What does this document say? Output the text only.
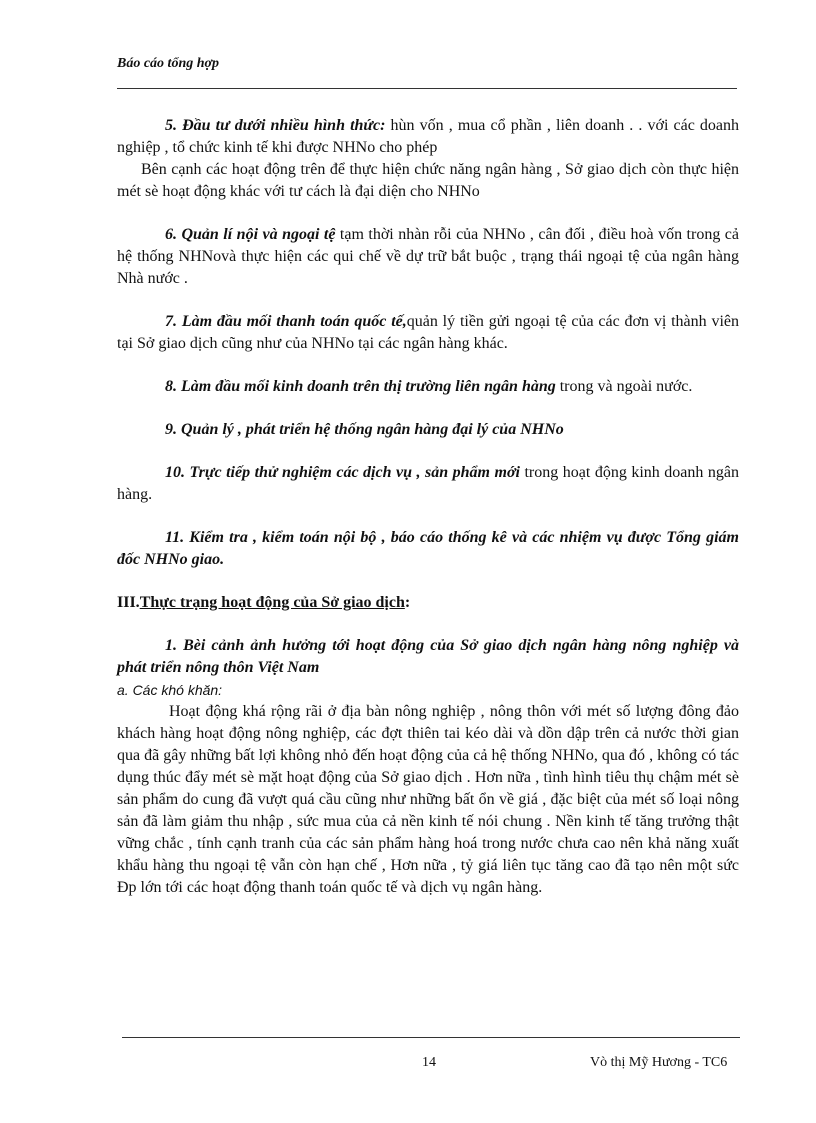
Báo cáo tổng hợp

5. Đầu tư dưới nhiều hình thức: hùn vốn , mua cổ phần , liên doanh . . với các doanh nghiệp , tổ chức kinh tế khi được NHNo cho phép

Bên cạnh các hoạt động trên để thực hiện chức năng ngân hàng , Sở giao dịch còn thực hiện mét sè hoạt động khác với tư cách là đại diện cho NHNo

6. Quản lí nội và ngoại tệ tạm thời nhàn rỗi của NHNo , cân đối , điều hoà vốn trong cả hệ thống NHNovà thực hiện các qui chế về dự trữ bắt buộc , trạng thái ngoại tệ của ngân hàng Nhà nước .

7. Làm đầu mối thanh toán quốc tế,quản lý tiền gửi ngoại tệ của các đơn vị thành viên tại Sở giao dịch cũng như của NHNo tại các ngân hàng khác.

8. Làm đầu mối kinh doanh trên thị trường liên ngân hàng trong và ngoài nước.

9. Quản lý , phát triển hệ thống ngân hàng đại lý của NHNo

10. Trực tiếp thử nghiệm các dịch vụ , sản phẩm mới trong hoạt động kinh doanh ngân hàng.

11. Kiểm tra , kiểm toán nội bộ , báo cáo thống kê và các nhiệm vụ được Tổng giám đốc NHNo giao.

III.Thực trạng hoạt động của Sở giao dịch:

1. Bèi cảnh ảnh hưởng tới hoạt động của Sở giao dịch ngân hàng nông nghiệp và phát triển nông thôn Việt Nam

a. Các khó khăn:

Hoạt động khá rộng rãi ở địa bàn nông nghiệp , nông thôn với mét số lượng đông đảo khách hàng hoạt động nông nghiệp, các đợt thiên tai kéo dài và dồn dập trên cả nước thời gian qua đã gây những bất lợi không nhỏ đến hoạt động của cả hệ thống NHNo, qua đó , không có tác dụng thúc đẩy mét sè mặt hoạt động của Sở giao dịch . Hơn nữa , tình hình tiêu thụ chậm mét sè sản phẩm do cung đã vượt quá cầu cũng như những bất ổn về giá , đặc biệt của mét số loại nông sản đã làm giảm thu nhập , sức mua của cả nền kinh tế nói chung . Nền kinh tế tăng trưởng thật vững chắc , tính cạnh tranh của các sản phẩm hàng hoá trong nước chưa cao nên khả năng xuất khẩu hàng thu ngoại tệ vẫn còn hạn chế , Hơn nữa , tỷ giá liên tục tăng cao đã tạo nên một sức Ðp lớn tới các hoạt động thanh toán quốc tế và dịch vụ ngân hàng.

14	Vò thị Mỹ Hương - TC6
# # # # # # #
◆ WHAT NEEDS TO BE DONE: Copy the material above in full and exactly, skipping pictures.

◆ WORKED ANSWER:
What does this document say? Output the text only.
Báo cáo tổng hợp

5. Đầu tư dưới nhiều hình thức: hùn vốn , mua cổ phần , liên doanh . . với các doanh nghiệp , tổ chức kinh tế khi được NHNo cho phép

Bên cạnh các hoạt động trên để thực hiện chức năng ngân hàng , Sở giao dịch còn thực hiện mét sè hoạt động khác với tư cách là đại diện cho NHNo

6. Quản lí nội và ngoại tệ tạm thời nhàn rỗi của NHNo , cân đối , điều hoà vốn trong cả hệ thống NHNovà thực hiện các qui chế về dự trữ bắt buộc , trạng thái ngoại tệ của ngân hàng Nhà nước .

7. Làm đầu mối thanh toán quốc tế,quản lý tiền gửi ngoại tệ của các đơn vị thành viên tại Sở giao dịch cũng như của NHNo tại các ngân hàng khác.

8. Làm đầu mối kinh doanh trên thị trường liên ngân hàng trong và ngoài nước.

9. Quản lý , phát triển hệ thống ngân hàng đại lý của NHNo

10. Trực tiếp thử nghiệm các dịch vụ , sản phẩm mới trong hoạt động kinh doanh ngân hàng.

11. Kiểm tra , kiểm toán nội bộ , báo cáo thống kê và các nhiệm vụ được Tổng giám đốc NHNo giao.

III.Thực trạng hoạt động của Sở giao dịch:

1. Bèi cảnh ảnh hưởng tới hoạt động của Sở giao dịch ngân hàng nông nghiệp và phát triển nông thôn Việt Nam

a. Các khó khăn:

Hoạt động khá rộng rãi ở địa bàn nông nghiệp , nông thôn với mét số lượng đông đảo khách hàng hoạt động nông nghiệp, các đợt thiên tai kéo dài và dồn dập trên cả nước thời gian qua đã gây những bất lợi không nhỏ đến hoạt động của cả hệ thống NHNo, qua đó , không có tác dụng thúc đẩy mét sè mặt hoạt động của Sở giao dịch . Hơn nữa , tình hình tiêu thụ chậm mét sè sản phẩm do cung đã vượt quá cầu cũng như những bất ổn về giá , đặc biệt của mét số loại nông sản đã làm giảm thu nhập , sức mua của cả nền kinh tế nói chung . Nền kinh tế tăng trưởng thật vững chắc , tính cạnh tranh của các sản phẩm hàng hoá trong nước chưa cao nên khả năng xuất khẩu hàng thu ngoại tệ vẫn còn hạn chế , Hơn nữa , tỷ giá liên tục tăng cao đã tạo nên một sức Ðp lớn tới các hoạt động thanh toán quốc tế và dịch vụ ngân hàng.

14	Vò thị Mỹ Hương - TC6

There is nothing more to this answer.